>> Begin Materials provided

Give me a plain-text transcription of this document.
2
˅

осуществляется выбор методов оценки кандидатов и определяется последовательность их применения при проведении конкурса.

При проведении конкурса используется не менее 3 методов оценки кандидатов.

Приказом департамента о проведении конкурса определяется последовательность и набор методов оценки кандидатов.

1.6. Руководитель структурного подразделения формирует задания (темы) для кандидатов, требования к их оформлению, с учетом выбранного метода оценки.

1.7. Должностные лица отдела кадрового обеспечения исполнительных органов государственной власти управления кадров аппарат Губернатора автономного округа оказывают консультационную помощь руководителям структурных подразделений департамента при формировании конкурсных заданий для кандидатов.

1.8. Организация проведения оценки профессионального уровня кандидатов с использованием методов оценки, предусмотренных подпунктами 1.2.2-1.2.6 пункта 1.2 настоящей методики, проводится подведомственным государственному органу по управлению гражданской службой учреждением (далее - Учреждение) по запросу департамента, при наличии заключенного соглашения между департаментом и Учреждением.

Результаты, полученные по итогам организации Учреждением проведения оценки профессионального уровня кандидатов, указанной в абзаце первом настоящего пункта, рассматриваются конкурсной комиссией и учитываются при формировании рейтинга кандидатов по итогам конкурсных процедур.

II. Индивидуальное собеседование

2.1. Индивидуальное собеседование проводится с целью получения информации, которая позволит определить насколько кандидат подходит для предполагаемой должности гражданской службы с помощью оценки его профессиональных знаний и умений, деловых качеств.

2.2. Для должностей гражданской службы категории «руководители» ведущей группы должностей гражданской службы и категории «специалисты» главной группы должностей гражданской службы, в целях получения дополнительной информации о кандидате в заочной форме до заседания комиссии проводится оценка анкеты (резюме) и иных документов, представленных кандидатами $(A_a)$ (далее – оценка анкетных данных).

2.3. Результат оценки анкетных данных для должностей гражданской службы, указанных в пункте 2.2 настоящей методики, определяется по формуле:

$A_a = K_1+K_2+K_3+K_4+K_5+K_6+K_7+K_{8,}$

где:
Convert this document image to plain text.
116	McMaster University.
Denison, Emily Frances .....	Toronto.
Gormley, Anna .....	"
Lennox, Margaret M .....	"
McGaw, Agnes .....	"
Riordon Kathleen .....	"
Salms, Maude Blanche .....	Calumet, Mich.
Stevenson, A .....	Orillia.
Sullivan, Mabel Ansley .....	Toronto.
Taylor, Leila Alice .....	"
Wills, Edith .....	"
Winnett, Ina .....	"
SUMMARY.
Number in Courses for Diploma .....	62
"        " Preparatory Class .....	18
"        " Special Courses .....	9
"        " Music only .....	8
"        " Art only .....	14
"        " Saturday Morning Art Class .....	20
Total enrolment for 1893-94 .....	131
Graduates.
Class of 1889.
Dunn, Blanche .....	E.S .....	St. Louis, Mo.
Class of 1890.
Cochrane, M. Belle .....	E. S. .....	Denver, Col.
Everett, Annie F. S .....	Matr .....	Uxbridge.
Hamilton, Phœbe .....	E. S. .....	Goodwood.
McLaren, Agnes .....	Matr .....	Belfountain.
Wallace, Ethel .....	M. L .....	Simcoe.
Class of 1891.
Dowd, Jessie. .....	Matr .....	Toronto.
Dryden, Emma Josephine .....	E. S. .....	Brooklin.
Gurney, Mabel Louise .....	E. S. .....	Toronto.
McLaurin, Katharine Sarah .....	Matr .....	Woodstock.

>> End Materials provided

## Aim of the task:
Every record shown above should be written out again exactly.

## Response to this exercise:
Give me a plain-text transcription of this document.
2
˅

осуществляется выбор методов оценки кандидатов и определяется последовательность их применения при проведении конкурса.

При проведении конкурса используется не менее 3 методов оценки кандидатов.

Приказом департамента о проведении конкурса определяется последовательность и набор методов оценки кандидатов.

1.6. Руководитель структурного подразделения формирует задания (темы) для кандидатов, требования к их оформлению, с учетом выбранного метода оценки.

1.7. Должностные лица отдела кадрового обеспечения исполнительных органов государственной власти управления кадров аппарат Губернатора автономного округа оказывают консультационную помощь руководителям структурных подразделений департамента при формировании конкурсных заданий для кандидатов.

1.8. Организация проведения оценки профессионального уровня кандидатов с использованием методов оценки, предусмотренных подпунктами 1.2.2-1.2.6 пункта 1.2 настоящей методики, проводится подведомственным государственному органу по управлению гражданской службой учреждением (далее - Учреждение) по запросу департамента, при наличии заключенного соглашения между департаментом и Учреждением.

Результаты, полученные по итогам организации Учреждением проведения оценки профессионального уровня кандидатов, указанной в абзаце первом настоящего пункта, рассматриваются конкурсной комиссией и учитываются при формировании рейтинга кандидатов по итогам конкурсных процедур.

II. Индивидуальное собеседование

2.1. Индивидуальное собеседование проводится с целью получения информации, которая позволит определить насколько кандидат подходит для предполагаемой должности гражданской службы с помощью оценки его профессиональных знаний и умений, деловых качеств.

2.2. Для должностей гражданской службы категории «руководители» ведущей группы должностей гражданской службы и категории «специалисты» главной группы должностей гражданской службы, в целях получения дополнительной информации о кандидате в заочной форме до заседания комиссии проводится оценка анкеты (резюме) и иных документов, представленных кандидатами $(A_a)$ (далее – оценка анкетных данных).

2.3. Результат оценки анкетных данных для должностей гражданской службы, указанных в пункте 2.2 настоящей методики, определяется по формуле:

$A_a = K_1+K_2+K_3+K_4+K_5+K_6+K_7+K_{8,}$

где:
Convert this document image to plain text.
116	McMaster University.
Denison, Emily Frances .....	Toronto.
Gormley, Anna .....	"
Lennox, Margaret M .....	"
McGaw, Agnes .....	"
Riordon Kathleen .....	"
Salms, Maude Blanche .....	Calumet, Mich.
Stevenson, A .....	Orillia.
Sullivan, Mabel Ansley .....	Toronto.
Taylor, Leila Alice .....	"
Wills, Edith .....	"
Winnett, Ina .....	"
SUMMARY.
Number in Courses for Diploma .....	62
"        " Preparatory Class .....	18
"        " Special Courses .....	9
"        " Music only .....	8
"        " Art only .....	14
"        " Saturday Morning Art Class .....	20
Total enrolment for 1893-94 .....	131
Graduates.
Class of 1889.
Dunn, Blanche .....	E.S .....	St. Louis, Mo.
Class of 1890.
Cochrane, M. Belle .....	E. S. .....	Denver, Col.
Everett, Annie F. S .....	Matr .....	Uxbridge.
Hamilton, Phœbe .....	E. S. .....	Goodwood.
McLaren, Agnes .....	Matr .....	Belfountain.
Wallace, Ethel .....	M. L .....	Simcoe.
Class of 1891.
Dowd, Jessie. .....	Matr .....	Toronto.
Dryden, Emma Josephine .....	E. S. .....	Brooklin.
Gurney, Mabel Louise .....	E. S. .....	Toronto.
McLaurin, Katharine Sarah .....	Matr .....	Woodstock.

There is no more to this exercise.